• Document extract
......
Lecturer: [Dr Sheehan Olver](https://www.ma.imperial.ac.uk/~solver/)


## Course notes

## Assessment

1. [Practice computer-based exam](https://github.com/Imperial-MATH50003/MATH50003NumericalAnalysis/blob/main/exams/practice.ipynb) ([Solutions](https://github.com/Imperial-MATH50003/MATH50003NumericalAnalysis/blob/main/exams/practices.ipynb))
2. [2021–22 Computer-based exam](https://github.com/Imperial-MATH50003/MATH50003NumericalAnalysis/blob/main/exams/computerexam2122.ipynb) ([Solutions](https://github.com/Imperial-MATH50003/MATH50003NumericalAnalysis/blob/main/exams/computerexam2122s.ipynb))
3. Computer-based exam: TBA
3. [Practice final exam](https://github.com/Imperial-MATH50003/MATH50003NumericalAnalysis/blob/main/exams/practicefinal.pdf) ([Solutions](https://github.com/Imperial-MATH50003/MATH50003NumericalAnalysis/blob/main/exams/practicefinals.pdf))
3. Final exam (pen-and-paper): TBA

## Problem sheets

## Workbooks


## Reading List

1. Nicholas J. Higham, [Accuracy and Stability of Numerical Algorithms](https://epubs.siam.org/doi/book/10.1137/1.9780898718027?mobileUi=0), Chapters 1–3
1. Michael L. Overton, [Numerical Computing with IEEE Floating Point Arithmetic](https://epubs.siam.org/doi/book/10.1137/1.9780898718072), Chapters 2–6
2. Lloyd N. Trefethen & David Bau III, [Numerical Linear Algebra](https://my.siam.org/Store/Product/viewproduct/?ProductId=950/&ct=c257a1956367c57b599612fbf383d0d3c674af4f9181d827444b5cdaca95b0686d6d20467a7c1e3290fb5b31c310ce74f5b2ede375934b844b1171bc734358e2), Chapters 1–4
3. Lloyd N. Trefethen, [Approximation Theory and Approximation Practice](https://people.maths.ox.ac.uk/trefethen/ATAP/ATAPfirst6chapters.pdf), Chapters 1–4, 17–19
4. [The Julia Documentation](https://docs.julialang.org)
......
• Things to do
1. Write out everything in the course page from "## Reading List" down to "[The Julia Documentation](https://docs.julialang.org)", word for word.
2. Answer these questions from the course page:
(a) Who is named as the lecturer?
(b) Which chapters of Numerical Computing with IEEE Floating Point Arithmetic are on the reading list?
(c) In what format will the final exam be taken?
Rely only on the course page itself.
......
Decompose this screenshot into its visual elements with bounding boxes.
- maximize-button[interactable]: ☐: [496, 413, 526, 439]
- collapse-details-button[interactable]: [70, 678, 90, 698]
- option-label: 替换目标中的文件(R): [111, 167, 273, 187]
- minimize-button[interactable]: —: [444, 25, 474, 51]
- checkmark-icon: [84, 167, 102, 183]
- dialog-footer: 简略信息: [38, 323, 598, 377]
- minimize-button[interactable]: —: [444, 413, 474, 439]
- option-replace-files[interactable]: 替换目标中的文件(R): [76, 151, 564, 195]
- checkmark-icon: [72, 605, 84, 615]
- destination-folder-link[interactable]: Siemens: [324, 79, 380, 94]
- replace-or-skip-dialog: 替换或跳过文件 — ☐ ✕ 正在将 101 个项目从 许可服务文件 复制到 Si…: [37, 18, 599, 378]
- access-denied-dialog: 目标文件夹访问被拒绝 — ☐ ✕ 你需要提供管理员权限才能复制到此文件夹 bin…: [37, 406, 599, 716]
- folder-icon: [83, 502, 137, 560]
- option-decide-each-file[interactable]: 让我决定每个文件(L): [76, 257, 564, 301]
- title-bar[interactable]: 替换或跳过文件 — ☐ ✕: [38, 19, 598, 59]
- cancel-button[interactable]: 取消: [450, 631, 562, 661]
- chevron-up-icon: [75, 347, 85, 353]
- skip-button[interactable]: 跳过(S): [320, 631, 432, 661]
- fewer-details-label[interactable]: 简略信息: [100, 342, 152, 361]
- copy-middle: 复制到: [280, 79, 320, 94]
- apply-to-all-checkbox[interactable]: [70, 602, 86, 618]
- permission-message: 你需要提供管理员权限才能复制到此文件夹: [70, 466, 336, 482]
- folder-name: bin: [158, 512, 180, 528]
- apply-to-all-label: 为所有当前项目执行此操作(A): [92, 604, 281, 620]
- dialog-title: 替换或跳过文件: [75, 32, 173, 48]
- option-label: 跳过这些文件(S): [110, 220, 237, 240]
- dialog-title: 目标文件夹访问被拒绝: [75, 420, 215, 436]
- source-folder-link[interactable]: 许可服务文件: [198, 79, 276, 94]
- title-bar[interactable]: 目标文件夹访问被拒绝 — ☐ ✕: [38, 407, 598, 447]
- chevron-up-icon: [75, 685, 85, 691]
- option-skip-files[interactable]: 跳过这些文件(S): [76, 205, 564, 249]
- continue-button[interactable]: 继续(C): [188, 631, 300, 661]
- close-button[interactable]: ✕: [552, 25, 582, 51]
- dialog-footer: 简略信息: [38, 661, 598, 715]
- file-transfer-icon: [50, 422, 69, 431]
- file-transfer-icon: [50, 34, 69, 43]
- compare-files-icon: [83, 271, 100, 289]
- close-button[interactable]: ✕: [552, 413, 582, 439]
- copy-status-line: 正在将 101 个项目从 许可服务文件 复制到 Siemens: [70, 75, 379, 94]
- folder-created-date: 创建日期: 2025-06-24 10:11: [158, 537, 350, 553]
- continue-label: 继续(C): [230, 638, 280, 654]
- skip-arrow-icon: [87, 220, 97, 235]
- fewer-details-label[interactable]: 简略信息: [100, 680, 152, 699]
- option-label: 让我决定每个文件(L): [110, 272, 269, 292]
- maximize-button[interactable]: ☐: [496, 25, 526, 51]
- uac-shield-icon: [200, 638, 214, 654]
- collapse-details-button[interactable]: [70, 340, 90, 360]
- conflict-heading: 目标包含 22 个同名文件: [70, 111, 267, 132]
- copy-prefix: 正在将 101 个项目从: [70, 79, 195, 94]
......
• Results by task
1.
## Reading List

1. Nicholas J. Higham, [Accuracy and Stability of Numerical Algorithms](https://epubs.siam.org/doi/book/10.1137/1.9780898718027?mobileUi=0), Chapters 1–3
1. Michael L. Overton, [Numerical Computing with IEEE Floating Point Arithmetic](https://epubs.siam.org/doi/book/10.1137/1.9780898718072), Chapters 2–6
2. Lloyd N. Trefethen & David Bau III, [Numerical Linear Algebra](https://my.siam.org/Store/Product/viewproduct/?ProductId=950/&ct=c257a1956367c57b599612fbf383d0d3c674af4f9181d827444b5cdaca95b0686d6d20467a7c1e3290fb5b31c310ce74f5b2ede375934b844b1171bc734358e2), Chapters 1–4
3. Lloyd N. Trefethen, [Approximation Theory and Approximation Practice](https://people.maths.ox.ac.uk/trefethen/ATAP/ATAPfirst6chapters.pdf), Chapters 1–4, 17–19
4. [The Julia Documentation](https://docs.julialang.org)

2.
(a) Dr Sheehan Olver
(b) Chapters 2–6
(c) Pen-and-paper